SHORT EXERCISE: Return all of the entries exactly, with nothing added or left out.

SUPPLIED INFORMATION:
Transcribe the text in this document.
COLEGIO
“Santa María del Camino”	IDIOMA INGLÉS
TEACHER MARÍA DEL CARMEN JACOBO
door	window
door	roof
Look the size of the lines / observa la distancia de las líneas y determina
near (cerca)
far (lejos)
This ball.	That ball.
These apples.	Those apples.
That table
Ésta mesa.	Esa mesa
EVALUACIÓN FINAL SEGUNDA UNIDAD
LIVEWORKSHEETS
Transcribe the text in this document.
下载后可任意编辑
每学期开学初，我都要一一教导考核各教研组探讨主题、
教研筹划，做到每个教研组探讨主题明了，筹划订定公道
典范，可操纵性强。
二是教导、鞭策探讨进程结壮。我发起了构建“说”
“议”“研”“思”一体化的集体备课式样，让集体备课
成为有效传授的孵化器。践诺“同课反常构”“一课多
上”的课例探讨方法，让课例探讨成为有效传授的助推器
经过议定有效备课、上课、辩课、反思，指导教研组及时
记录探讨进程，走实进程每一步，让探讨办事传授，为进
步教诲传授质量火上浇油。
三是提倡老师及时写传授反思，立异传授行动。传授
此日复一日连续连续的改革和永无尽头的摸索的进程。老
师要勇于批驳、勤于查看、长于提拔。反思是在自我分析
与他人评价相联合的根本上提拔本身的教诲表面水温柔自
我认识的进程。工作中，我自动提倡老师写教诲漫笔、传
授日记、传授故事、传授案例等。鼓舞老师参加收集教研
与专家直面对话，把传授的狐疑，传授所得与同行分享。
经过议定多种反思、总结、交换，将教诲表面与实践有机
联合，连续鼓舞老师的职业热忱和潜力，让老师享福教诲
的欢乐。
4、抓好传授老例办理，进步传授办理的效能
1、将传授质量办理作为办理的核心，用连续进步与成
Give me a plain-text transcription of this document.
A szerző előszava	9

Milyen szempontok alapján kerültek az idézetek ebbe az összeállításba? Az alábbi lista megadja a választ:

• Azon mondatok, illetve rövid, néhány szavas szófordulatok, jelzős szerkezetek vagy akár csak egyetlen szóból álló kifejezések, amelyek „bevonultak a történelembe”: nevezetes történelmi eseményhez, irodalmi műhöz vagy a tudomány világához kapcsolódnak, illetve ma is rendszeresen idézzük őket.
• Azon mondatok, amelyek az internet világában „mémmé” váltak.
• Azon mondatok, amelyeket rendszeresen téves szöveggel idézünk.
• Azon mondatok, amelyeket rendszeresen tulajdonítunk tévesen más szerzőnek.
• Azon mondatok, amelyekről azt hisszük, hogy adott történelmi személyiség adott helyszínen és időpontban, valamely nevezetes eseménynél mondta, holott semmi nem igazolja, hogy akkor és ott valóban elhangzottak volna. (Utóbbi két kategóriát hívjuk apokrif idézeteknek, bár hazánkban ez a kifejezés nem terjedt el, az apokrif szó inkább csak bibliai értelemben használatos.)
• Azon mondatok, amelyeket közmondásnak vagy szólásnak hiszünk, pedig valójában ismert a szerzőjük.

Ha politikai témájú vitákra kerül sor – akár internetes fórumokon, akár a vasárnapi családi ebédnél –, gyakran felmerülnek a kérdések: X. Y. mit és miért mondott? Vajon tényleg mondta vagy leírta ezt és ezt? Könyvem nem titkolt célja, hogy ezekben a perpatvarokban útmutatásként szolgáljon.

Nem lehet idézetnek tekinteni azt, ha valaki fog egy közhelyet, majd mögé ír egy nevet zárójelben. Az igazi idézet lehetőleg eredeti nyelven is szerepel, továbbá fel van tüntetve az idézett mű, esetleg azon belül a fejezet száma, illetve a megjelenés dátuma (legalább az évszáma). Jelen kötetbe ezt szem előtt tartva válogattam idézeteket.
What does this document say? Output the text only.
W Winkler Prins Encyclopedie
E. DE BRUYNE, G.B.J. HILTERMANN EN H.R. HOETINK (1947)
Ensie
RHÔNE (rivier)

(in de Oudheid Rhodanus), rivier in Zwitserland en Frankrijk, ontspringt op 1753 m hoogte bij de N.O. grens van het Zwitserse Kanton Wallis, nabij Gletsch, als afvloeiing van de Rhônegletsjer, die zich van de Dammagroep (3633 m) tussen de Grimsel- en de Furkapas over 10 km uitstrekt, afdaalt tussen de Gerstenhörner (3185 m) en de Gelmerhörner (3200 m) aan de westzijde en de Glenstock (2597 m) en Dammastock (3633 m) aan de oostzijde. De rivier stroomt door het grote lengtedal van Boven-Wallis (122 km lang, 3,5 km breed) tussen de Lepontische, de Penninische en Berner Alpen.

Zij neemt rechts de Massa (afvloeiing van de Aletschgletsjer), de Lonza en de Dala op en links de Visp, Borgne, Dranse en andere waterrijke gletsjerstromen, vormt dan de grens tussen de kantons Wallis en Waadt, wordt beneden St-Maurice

ANSWER FOR THE TASK:
Transcribe the text in this document.
COLEGIO
“Santa María del Camino”	IDIOMA INGLÉS
TEACHER MARÍA DEL CARMEN JACOBO
door	window
door	roof
Look the size of the lines / observa la distancia de las líneas y determina
near (cerca)
far (lejos)
This ball.	That ball.
These apples.	Those apples.
That table
Ésta mesa.	Esa mesa
EVALUACIÓN FINAL SEGUNDA UNIDAD
LIVEWORKSHEETS
Transcribe the text in this document.
下载后可任意编辑
每学期开学初，我都要一一教导考核各教研组探讨主题、
教研筹划，做到每个教研组探讨主题明了，筹划订定公道
典范，可操纵性强。
二是教导、鞭策探讨进程结壮。我发起了构建“说”
“议”“研”“思”一体化的集体备课式样，让集体备课
成为有效传授的孵化器。践诺“同课反常构”“一课多
上”的课例探讨方法，让课例探讨成为有效传授的助推器
经过议定有效备课、上课、辩课、反思，指导教研组及时
记录探讨进程，走实进程每一步，让探讨办事传授，为进
步教诲传授质量火上浇油。
三是提倡老师及时写传授反思，立异传授行动。传授
此日复一日连续连续的改革和永无尽头的摸索的进程。老
师要勇于批驳、勤于查看、长于提拔。反思是在自我分析
与他人评价相联合的根本上提拔本身的教诲表面水温柔自
我认识的进程。工作中，我自动提倡老师写教诲漫笔、传
授日记、传授故事、传授案例等。鼓舞老师参加收集教研
与专家直面对话，把传授的狐疑，传授所得与同行分享。
经过议定多种反思、总结、交换，将教诲表面与实践有机
联合，连续鼓舞老师的职业热忱和潜力，让老师享福教诲
的欢乐。
4、抓好传授老例办理，进步传授办理的效能
1、将传授质量办理作为办理的核心，用连续进步与成
Give me a plain-text transcription of this document.
A szerző előszava	9

Milyen szempontok alapján kerültek az idézetek ebbe az összeállításba? Az alábbi lista megadja a választ:

• Azon mondatok, illetve rövid, néhány szavas szófordulatok, jelzős szerkezetek vagy akár csak egyetlen szóból álló kifejezések, amelyek „bevonultak a történelembe”: nevezetes történelmi eseményhez, irodalmi műhöz vagy a tudomány világához kapcsolódnak, illetve ma is rendszeresen idézzük őket.
• Azon mondatok, amelyek az internet világában „mémmé” váltak.
• Azon mondatok, amelyeket rendszeresen téves szöveggel idézünk.
• Azon mondatok, amelyeket rendszeresen tulajdonítunk tévesen más szerzőnek.
• Azon mondatok, amelyekről azt hisszük, hogy adott történelmi személyiség adott helyszínen és időpontban, valamely nevezetes eseménynél mondta, holott semmi nem igazolja, hogy akkor és ott valóban elhangzottak volna. (Utóbbi két kategóriát hívjuk apokrif idézeteknek, bár hazánkban ez a kifejezés nem terjedt el, az apokrif szó inkább csak bibliai értelemben használatos.)
• Azon mondatok, amelyeket közmondásnak vagy szólásnak hiszünk, pedig valójában ismert a szerzőjük.

Ha politikai témájú vitákra kerül sor – akár internetes fórumokon, akár a vasárnapi családi ebédnél –, gyakran felmerülnek a kérdések: X. Y. mit és miért mondott? Vajon tényleg mondta vagy leírta ezt és ezt? Könyvem nem titkolt célja, hogy ezekben a perpatvarokban útmutatásként szolgáljon.

Nem lehet idézetnek tekinteni azt, ha valaki fog egy közhelyet, majd mögé ír egy nevet zárójelben. Az igazi idézet lehetőleg eredeti nyelven is szerepel, továbbá fel van tüntetve az idézett mű, esetleg azon belül a fejezet száma, illetve a megjelenés dátuma (legalább az évszáma). Jelen kötetbe ezt szem előtt tartva válogattam idézeteket.
What does this document say? Output the text only.
W Winkler Prins Encyclopedie
E. DE BRUYNE, G.B.J. HILTERMANN EN H.R. HOETINK (1947)
Ensie
RHÔNE (rivier)

(in de Oudheid Rhodanus), rivier in Zwitserland en Frankrijk, ontspringt op 1753 m hoogte bij de N.O. grens van het Zwitserse Kanton Wallis, nabij Gletsch, als afvloeiing van de Rhônegletsjer, die zich van de Dammagroep (3633 m) tussen de Grimsel- en de Furkapas over 10 km uitstrekt, afdaalt tussen de Gerstenhörner (3185 m) en de Gelmerhörner (3200 m) aan de westzijde en de Glenstock (2597 m) en Dammastock (3633 m) aan de oostzijde. De rivier stroomt door het grote lengtedal van Boven-Wallis (122 km lang, 3,5 km breed) tussen de Lepontische, de Penninische en Berner Alpen.

Zij neemt rechts de Massa (afvloeiing van de Aletschgletsjer), de Lonza en de Dala op en links de Visp, Borgne, Dranse en andere waterrijke gletsjerstromen, vormt dan de grens tussen de kantons Wallis en Waadt, wordt beneden St-Maurice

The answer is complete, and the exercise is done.